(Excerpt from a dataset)
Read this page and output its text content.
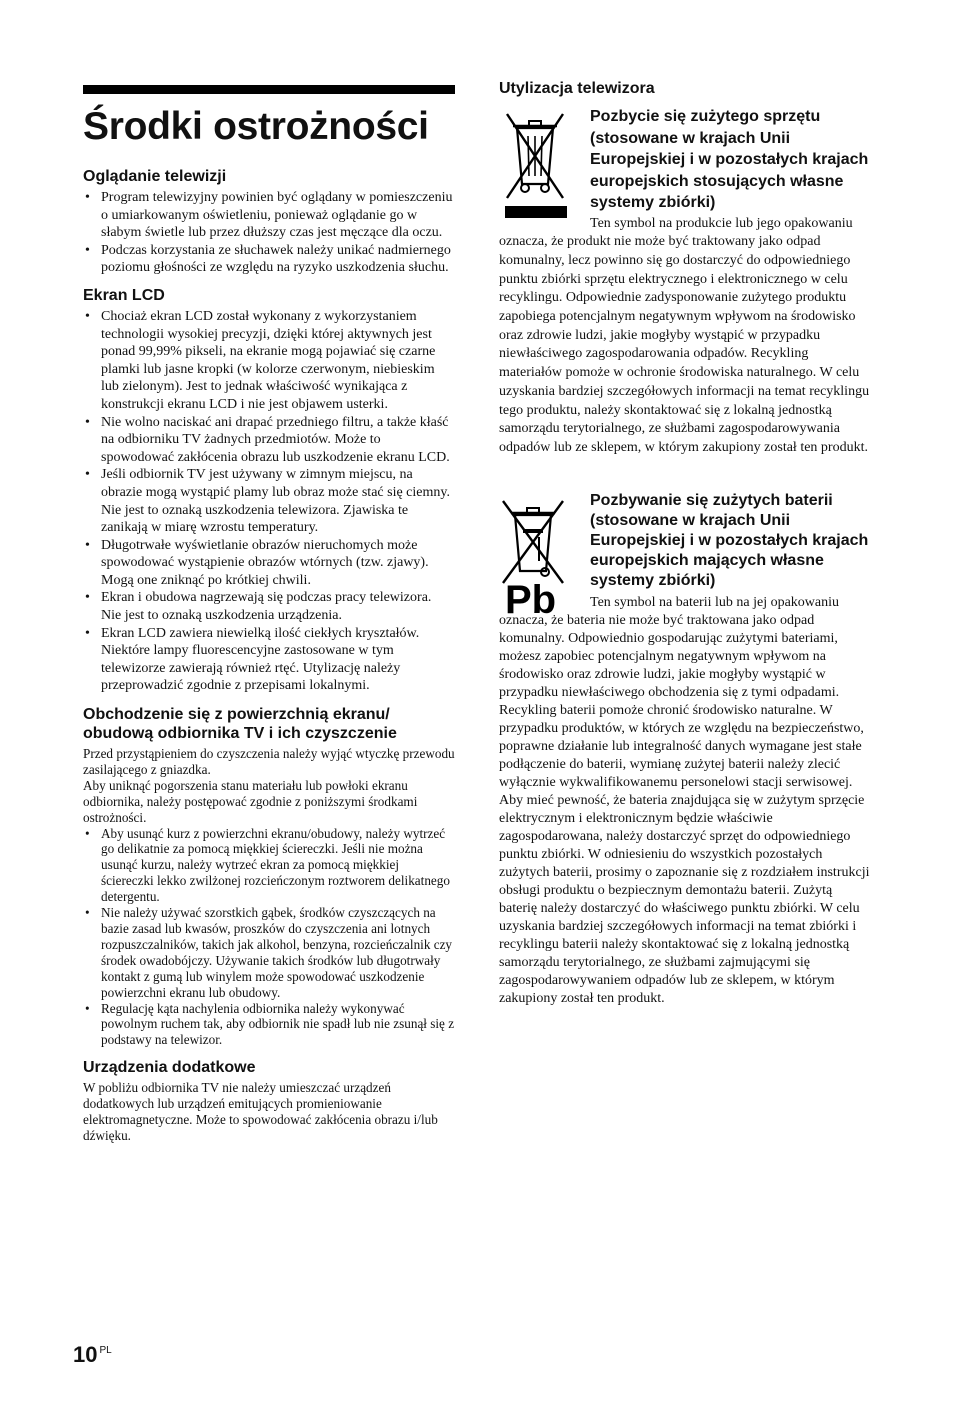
Środki ostrożności
Oglądanie telewizji
• Program telewizyjny powinien być oglądany w pomieszczeniu o umiarkowanym oświetleniu, ponieważ oglądanie go w słabym świetle lub przez dłuższy czas jest męczące dla oczu.
• Podczas korzystania ze słuchawek należy unikać nadmiernego poziomu głośności ze względu na ryzyko uszkodzenia słuchu.
Ekran LCD
• Chociaż ekran LCD został wykonany z wykorzystaniem technologii wysokiej precyzji, dzięki której aktywnych jest ponad 99,99% pikseli, na ekranie mogą pojawiać się czarne plamki lub jasne kropki (w kolorze czerwonym, niebieskim lub zielonym). Jest to jednak właściwość wynikająca z konstrukcji ekranu LCD i nie jest objawem usterki.
• Nie wolno naciskać ani drapać przedniego filtru, a także kłaść na odbiorniku TV żadnych przedmiotów. Może to spowodować zakłócenia obrazu lub uszkodzenie ekranu LCD.
• Jeśli odbiornik TV jest używany w zimnym miejscu, na obrazie mogą wystąpić plamy lub obraz może stać się ciemny. Nie jest to oznaką uszkodzenia telewizora. Zjawiska te zanikają w miarę wzrostu temperatury.
• Długotrwałe wyświetlanie obrazów nieruchomych może spowodować wystąpienie obrazów wtórnych (tzw. zjawy). Mogą one zniknąć po krótkiej chwili.
• Ekran i obudowa nagrzewają się podczas pracy telewizora. Nie jest to oznaką uszkodzenia urządzenia.
• Ekran LCD zawiera niewielką ilość ciekłych kryształów. Niektóre lampy fluorescencyjne zastosowane w tym telewizorze zawierają również rtęć. Utylizację należy przeprowadzić zgodnie z przepisami lokalnymi.
Obchodzenie się z powierzchnią ekranu/ obudową odbiornika TV i ich czyszczenie

Przed przystąpieniem do czyszczenia należy wyjąć wtyczkę przewodu zasilającego z gniazdka.

Aby uniknąć pogorszenia stanu materiału lub powłoki ekranu odbiornika, należy postępować zgodnie z poniższymi środkami ostrożności.

• Aby usunąć kurz z powierzchni ekranu/obudowy, należy wytrzeć go delikatnie za pomocą miękkiej ściereczki. Jeśli nie można usunąć kurzu, należy wytrzeć ekran za pomocą miękkiej ściereczki lekko zwilżonej rozcieńczonym roztworem delikatnego detergentu.
• Nie należy używać szorstkich gąbek, środków czyszczących na bazie zasad lub kwasów, proszków do czyszczenia ani lotnych rozpuszczalników, takich jak alkohol, benzyna, rozcieńczalnik czy środek owadobójczy. Używanie takich środków lub długotrwały kontakt z gumą lub winylem może spowodować uszkodzenie powierzchni ekranu lub obudowy.
• Regulację kąta nachylenia odbiornika należy wykonywać powolnym ruchem tak, aby odbiornik nie spadł lub nie zsunął się z podstawy na telewizor.
Urządzenia dodatkowe

W pobliżu odbiornika TV nie należy umieszczać urządzeń dodatkowych lub urządzeń emitujących promieniowanie elektromagnetyczne. Może to spowodować zakłócenia obrazu i/lub dźwięku.

Utylizacja telewizora
Pozbycie się zużytego sprzętu (stosowane w krajach Unii Europejskiej i w pozostałych krajach europejskich stosujących własne systemy zbiórki)

Ten symbol na produkcie lub jego opakowaniu oznacza, że produkt nie może być traktowany jako odpad komunalny, lecz powinno się go dostarczyć do odpowiedniego punktu zbiórki sprzętu elektrycznego i elektronicznego w celu recyklingu. Odpowiednie zadysponowanie zużytego produktu zapobiega potencjalnym negatywnym wpływom na środowisko oraz zdrowie ludzi, jakie mogłyby wystąpić w przypadku niewłaściwego zagospodarowania odpadów. Recykling materiałów pomoże w ochronie środowiska naturalnego. W celu uzyskania bardziej szczegółowych informacji na temat recyklingu tego produktu, należy skontaktować się z lokalną jednostką samorządu terytorialnego, ze służbami zagospodarowywania odpadów lub ze sklepem, w którym zakupiony został ten produkt.

Pb
Pozbywanie się zużytych baterii (stosowane w krajach Unii Europejskiej i w pozostałych krajach europejskich mających własne systemy zbiórki)

Ten symbol na baterii lub na jej opakowaniu oznacza, że bateria nie może być traktowana jako odpad komunalny. Odpowiednio gospodarując zużytymi bateriami, możesz zapobiec potencjalnym negatywnym wpływom na środowisko oraz zdrowie ludzi, jakie mogłyby wystąpić w przypadku niewłaściwego obchodzenia się z tymi odpadami. Recykling baterii pomoże chronić środowisko naturalne. W przypadku produktów, w których ze względu na bezpieczeństwo, poprawne działanie lub integralność danych wymagane jest stałe podłączenie do baterii, wymianę zużytej baterii należy zlecić wyłącznie wykwalifikowanemu personelowi stacji serwisowej. Aby mieć pewność, że bateria znajdująca się w zużytym sprzęcie elektrycznym i elektronicznym będzie właściwie zagospodarowana, należy dostarczyć sprzęt do odpowiedniego punktu zbiórki. W odniesieniu do wszystkich pozostałych zużytych baterii, prosimy o zapoznanie się z rozdziałem instrukcji obsługi produktu o bezpiecznym demontażu baterii. Zużytą baterię należy dostarczyć do właściwego punktu zbiórki. W celu uzyskania bardziej szczegółowych informacji na temat zbiórki i recyklingu baterii należy skontaktować się z lokalną jednostką samorządu terytorialnego, ze służbami zajmującymi się zagospodarowywaniem odpadów lub ze sklepem, w którym zakupiony został ten produkt.

10 $^{PL}$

*Exercise prompt*: For each line above that contains the word "krajach", copy that line.

*Worked answer*:
Pozbycie się zużytego sprzętu (stosowane w krajach Unii Europejskiej i w pozostałych krajach europejskich stosujących własne systemy zbiórki)
Pozbywanie się zużytych baterii (stosowane w krajach Unii Europejskiej i w pozostałych krajach europejskich mających własne systemy zbiórki)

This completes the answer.